- **Exercise brief**:
Write out all of the records precisely. Skip anything that is a picture.

[Data items]
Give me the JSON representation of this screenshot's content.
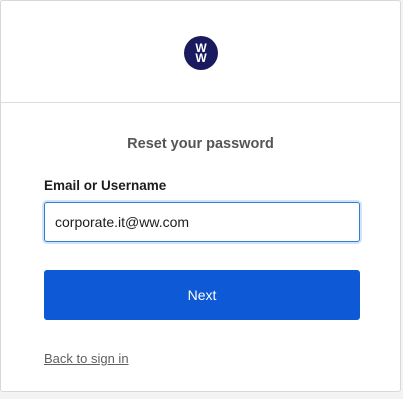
{
  "logo": {
    "line1": "W",
    "line2": "W",
    "color": "#1a1a5e"
  },
  "form": {
    "title": "Reset your password",
    "field_label": "Email or Username",
    "email_value": "corporate.it@ww.com",
    "submit_label": "Next",
    "back_link_label": "Back to sign in"
  },
  "colors": {
    "primary_button": "#0e5ad6",
    "input_focus_border": "#2f7fd1"
  }
}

- **Answer below**:
Give me the JSON representation of this screenshot's content.
{
  "logo": {
    "line1": "W",
    "line2": "W",
    "color": "#1a1a5e"
  },
  "form": {
    "title": "Reset your password",
    "field_label": "Email or Username",
    "email_value": "corporate.it@ww.com",
    "submit_label": "Next",
    "back_link_label": "Back to sign in"
  },
  "colors": {
    "primary_button": "#0e5ad6",
    "input_focus_border": "#2f7fd1"
  }
}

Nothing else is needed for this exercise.